_Goal:_
Restate each entry word for word, leaving nothing out.

_Extracted material:_
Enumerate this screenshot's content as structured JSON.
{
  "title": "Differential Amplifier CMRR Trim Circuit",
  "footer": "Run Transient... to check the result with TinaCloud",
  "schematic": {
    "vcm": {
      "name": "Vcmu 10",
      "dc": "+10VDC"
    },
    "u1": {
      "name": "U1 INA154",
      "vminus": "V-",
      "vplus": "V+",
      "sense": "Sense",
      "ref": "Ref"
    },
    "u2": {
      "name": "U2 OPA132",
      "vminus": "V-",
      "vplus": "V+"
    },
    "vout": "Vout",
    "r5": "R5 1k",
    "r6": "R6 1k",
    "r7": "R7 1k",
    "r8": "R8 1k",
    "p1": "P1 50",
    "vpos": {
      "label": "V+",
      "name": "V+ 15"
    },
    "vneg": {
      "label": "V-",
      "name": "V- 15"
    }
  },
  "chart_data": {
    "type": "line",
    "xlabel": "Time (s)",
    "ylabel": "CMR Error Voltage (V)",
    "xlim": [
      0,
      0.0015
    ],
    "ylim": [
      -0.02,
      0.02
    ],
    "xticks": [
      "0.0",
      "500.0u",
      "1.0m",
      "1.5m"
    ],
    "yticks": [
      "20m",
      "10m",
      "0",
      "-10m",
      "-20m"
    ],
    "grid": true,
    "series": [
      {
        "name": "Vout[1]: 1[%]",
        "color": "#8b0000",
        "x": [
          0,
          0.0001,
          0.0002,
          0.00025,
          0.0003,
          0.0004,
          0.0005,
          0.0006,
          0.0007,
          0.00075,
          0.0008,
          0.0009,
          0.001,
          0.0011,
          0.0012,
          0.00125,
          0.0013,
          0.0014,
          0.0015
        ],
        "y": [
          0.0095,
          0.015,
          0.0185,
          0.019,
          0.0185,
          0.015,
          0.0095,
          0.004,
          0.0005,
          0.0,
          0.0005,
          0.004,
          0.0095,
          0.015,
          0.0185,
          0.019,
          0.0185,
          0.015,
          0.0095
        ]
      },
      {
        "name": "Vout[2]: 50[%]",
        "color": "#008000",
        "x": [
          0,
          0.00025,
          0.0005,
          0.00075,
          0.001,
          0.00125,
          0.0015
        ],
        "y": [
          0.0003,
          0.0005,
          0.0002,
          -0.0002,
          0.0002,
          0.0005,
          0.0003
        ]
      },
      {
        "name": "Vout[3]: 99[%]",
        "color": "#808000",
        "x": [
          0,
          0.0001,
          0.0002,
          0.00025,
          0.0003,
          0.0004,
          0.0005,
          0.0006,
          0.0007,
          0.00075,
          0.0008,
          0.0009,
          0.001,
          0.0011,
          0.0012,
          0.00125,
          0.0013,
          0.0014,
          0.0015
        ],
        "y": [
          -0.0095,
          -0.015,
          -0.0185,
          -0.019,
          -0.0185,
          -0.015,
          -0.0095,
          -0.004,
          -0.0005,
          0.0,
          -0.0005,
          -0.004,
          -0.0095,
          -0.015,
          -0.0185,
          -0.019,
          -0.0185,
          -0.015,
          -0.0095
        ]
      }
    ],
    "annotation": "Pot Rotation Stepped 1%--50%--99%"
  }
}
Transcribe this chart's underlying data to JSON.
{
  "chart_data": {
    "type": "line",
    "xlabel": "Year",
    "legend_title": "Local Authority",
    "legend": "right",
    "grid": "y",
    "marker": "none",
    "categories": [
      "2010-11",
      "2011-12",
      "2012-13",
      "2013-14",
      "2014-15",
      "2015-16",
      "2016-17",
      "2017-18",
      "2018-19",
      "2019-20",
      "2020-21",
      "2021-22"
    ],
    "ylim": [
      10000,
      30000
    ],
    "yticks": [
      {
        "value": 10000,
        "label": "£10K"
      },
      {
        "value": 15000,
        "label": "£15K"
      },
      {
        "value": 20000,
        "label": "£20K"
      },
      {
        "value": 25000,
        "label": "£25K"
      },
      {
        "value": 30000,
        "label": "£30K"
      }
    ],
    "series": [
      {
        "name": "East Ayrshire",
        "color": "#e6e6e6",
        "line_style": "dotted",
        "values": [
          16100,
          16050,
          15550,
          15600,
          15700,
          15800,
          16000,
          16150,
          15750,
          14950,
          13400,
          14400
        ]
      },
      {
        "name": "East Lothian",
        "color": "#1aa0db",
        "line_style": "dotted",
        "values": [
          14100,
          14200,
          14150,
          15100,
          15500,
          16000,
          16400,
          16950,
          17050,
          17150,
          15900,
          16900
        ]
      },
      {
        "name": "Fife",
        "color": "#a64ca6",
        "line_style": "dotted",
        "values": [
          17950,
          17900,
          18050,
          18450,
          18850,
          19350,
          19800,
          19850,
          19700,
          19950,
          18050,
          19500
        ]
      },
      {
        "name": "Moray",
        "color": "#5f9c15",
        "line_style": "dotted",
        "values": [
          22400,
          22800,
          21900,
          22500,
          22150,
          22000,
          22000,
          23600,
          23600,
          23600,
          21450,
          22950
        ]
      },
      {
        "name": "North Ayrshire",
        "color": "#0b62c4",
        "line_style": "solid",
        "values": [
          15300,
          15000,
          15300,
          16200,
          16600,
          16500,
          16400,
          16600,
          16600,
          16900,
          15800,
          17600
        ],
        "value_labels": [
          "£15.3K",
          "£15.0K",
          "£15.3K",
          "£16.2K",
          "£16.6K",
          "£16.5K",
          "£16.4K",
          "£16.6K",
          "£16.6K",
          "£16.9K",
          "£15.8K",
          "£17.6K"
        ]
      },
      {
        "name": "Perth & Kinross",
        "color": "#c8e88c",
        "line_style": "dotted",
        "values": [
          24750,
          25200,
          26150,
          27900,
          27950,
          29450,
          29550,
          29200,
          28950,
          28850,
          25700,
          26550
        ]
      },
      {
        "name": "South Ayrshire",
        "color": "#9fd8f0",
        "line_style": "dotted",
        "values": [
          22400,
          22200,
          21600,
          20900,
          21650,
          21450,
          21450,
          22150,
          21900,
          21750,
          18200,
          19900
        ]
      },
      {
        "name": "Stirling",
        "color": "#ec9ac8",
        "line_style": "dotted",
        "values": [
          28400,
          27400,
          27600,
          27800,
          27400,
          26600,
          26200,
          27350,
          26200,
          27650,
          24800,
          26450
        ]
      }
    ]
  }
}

_Exercise response:_
Enumerate this screenshot's content as structured JSON.
{
  "title": "Differential Amplifier CMRR Trim Circuit",
  "footer": "Run Transient... to check the result with TinaCloud",
  "schematic": {
    "vcm": {
      "name": "Vcmu 10",
      "dc": "+10VDC"
    },
    "u1": {
      "name": "U1 INA154",
      "vminus": "V-",
      "vplus": "V+",
      "sense": "Sense",
      "ref": "Ref"
    },
    "u2": {
      "name": "U2 OPA132",
      "vminus": "V-",
      "vplus": "V+"
    },
    "vout": "Vout",
    "r5": "R5 1k",
    "r6": "R6 1k",
    "r7": "R7 1k",
    "r8": "R8 1k",
    "p1": "P1 50",
    "vpos": {
      "label": "V+",
      "name": "V+ 15"
    },
    "vneg": {
      "label": "V-",
      "name": "V- 15"
    }
  },
  "chart_data": {
    "type": "line",
    "xlabel": "Time (s)",
    "ylabel": "CMR Error Voltage (V)",
    "xlim": [
      0,
      0.0015
    ],
    "ylim": [
      -0.02,
      0.02
    ],
    "xticks": [
      "0.0",
      "500.0u",
      "1.0m",
      "1.5m"
    ],
    "yticks": [
      "20m",
      "10m",
      "0",
      "-10m",
      "-20m"
    ],
    "grid": true,
    "series": [
      {
        "name": "Vout[1]: 1[%]",
        "color": "#8b0000",
        "x": [
          0,
          0.0001,
          0.0002,
          0.00025,
          0.0003,
          0.0004,
          0.0005,
          0.0006,
          0.0007,
          0.00075,
          0.0008,
          0.0009,
          0.001,
          0.0011,
          0.0012,
          0.00125,
          0.0013,
          0.0014,
          0.0015
        ],
        "y": [
          0.0095,
          0.015,
          0.0185,
          0.019,
          0.0185,
          0.015,
          0.0095,
          0.004,
          0.0005,
          0.0,
          0.0005,
          0.004,
          0.0095,
          0.015,
          0.0185,
          0.019,
          0.0185,
          0.015,
          0.0095
        ]
      },
      {
        "name": "Vout[2]: 50[%]",
        "color": "#008000",
        "x": [
          0,
          0.00025,
          0.0005,
          0.00075,
          0.001,
          0.00125,
          0.0015
        ],
        "y": [
          0.0003,
          0.0005,
          0.0002,
          -0.0002,
          0.0002,
          0.0005,
          0.0003
        ]
      },
      {
        "name": "Vout[3]: 99[%]",
        "color": "#808000",
        "x": [
          0,
          0.0001,
          0.0002,
          0.00025,
          0.0003,
          0.0004,
          0.0005,
          0.0006,
          0.0007,
          0.00075,
          0.0008,
          0.0009,
          0.001,
          0.0011,
          0.0012,
          0.00125,
          0.0013,
          0.0014,
          0.0015
        ],
        "y": [
          -0.0095,
          -0.015,
          -0.0185,
          -0.019,
          -0.0185,
          -0.015,
          -0.0095,
          -0.004,
          -0.0005,
          0.0,
          -0.0005,
          -0.004,
          -0.0095,
          -0.015,
          -0.0185,
          -0.019,
          -0.0185,
          -0.015,
          -0.0095
        ]
      }
    ],
    "annotation": "Pot Rotation Stepped 1%--50%--99%"
  }
}
Transcribe this chart's underlying data to JSON.
{
  "chart_data": {
    "type": "line",
    "xlabel": "Year",
    "legend_title": "Local Authority",
    "legend": "right",
    "grid": "y",
    "marker": "none",
    "categories": [
      "2010-11",
      "2011-12",
      "2012-13",
      "2013-14",
      "2014-15",
      "2015-16",
      "2016-17",
      "2017-18",
      "2018-19",
      "2019-20",
      "2020-21",
      "2021-22"
    ],
    "ylim": [
      10000,
      30000
    ],
    "yticks": [
      {
        "value": 10000,
        "label": "£10K"
      },
      {
        "value": 15000,
        "label": "£15K"
      },
      {
        "value": 20000,
        "label": "£20K"
      },
      {
        "value": 25000,
        "label": "£25K"
      },
      {
        "value": 30000,
        "label": "£30K"
      }
    ],
    "series": [
      {
        "name": "East Ayrshire",
        "color": "#e6e6e6",
        "line_style": "dotted",
        "values": [
          16100,
          16050,
          15550,
          15600,
          15700,
          15800,
          16000,
          16150,
          15750,
          14950,
          13400,
          14400
        ]
      },
      {
        "name": "East Lothian",
        "color": "#1aa0db",
        "line_style": "dotted",
        "values": [
          14100,
          14200,
          14150,
          15100,
          15500,
          16000,
          16400,
          16950,
          17050,
          17150,
          15900,
          16900
        ]
      },
      {
        "name": "Fife",
        "color": "#a64ca6",
        "line_style": "dotted",
        "values": [
          17950,
          17900,
          18050,
          18450,
          18850,
          19350,
          19800,
          19850,
          19700,
          19950,
          18050,
          19500
        ]
      },
      {
        "name": "Moray",
        "color": "#5f9c15",
        "line_style": "dotted",
        "values": [
          22400,
          22800,
          21900,
          22500,
          22150,
          22000,
          22000,
          23600,
          23600,
          23600,
          21450,
          22950
        ]
      },
      {
        "name": "North Ayrshire",
        "color": "#0b62c4",
        "line_style": "solid",
        "values": [
          15300,
          15000,
          15300,
          16200,
          16600,
          16500,
          16400,
          16600,
          16600,
          16900,
          15800,
          17600
        ],
        "value_labels": [
          "£15.3K",
          "£15.0K",
          "£15.3K",
          "£16.2K",
          "£16.6K",
          "£16.5K",
          "£16.4K",
          "£16.6K",
          "£16.6K",
          "£16.9K",
          "£15.8K",
          "£17.6K"
        ]
      },
      {
        "name": "Perth & Kinross",
        "color": "#c8e88c",
        "line_style": "dotted",
        "values": [
          24750,
          25200,
          26150,
          27900,
          27950,
          29450,
          29550,
          29200,
          28950,
          28850,
          25700,
          26550
        ]
      },
      {
        "name": "South Ayrshire",
        "color": "#9fd8f0",
        "line_style": "dotted",
        "values": [
          22400,
          22200,
          21600,
          20900,
          21650,
          21450,
          21450,
          22150,
          21900,
          21750,
          18200,
          19900
        ]
      },
      {
        "name": "Stirling",
        "color": "#ec9ac8",
        "line_style": "dotted",
        "values": [
          28400,
          27400,
          27600,
          27800,
          27400,
          26600,
          26200,
          27350,
          26200,
          27650,
          24800,
          26450
        ]
      }
    ]
  }
}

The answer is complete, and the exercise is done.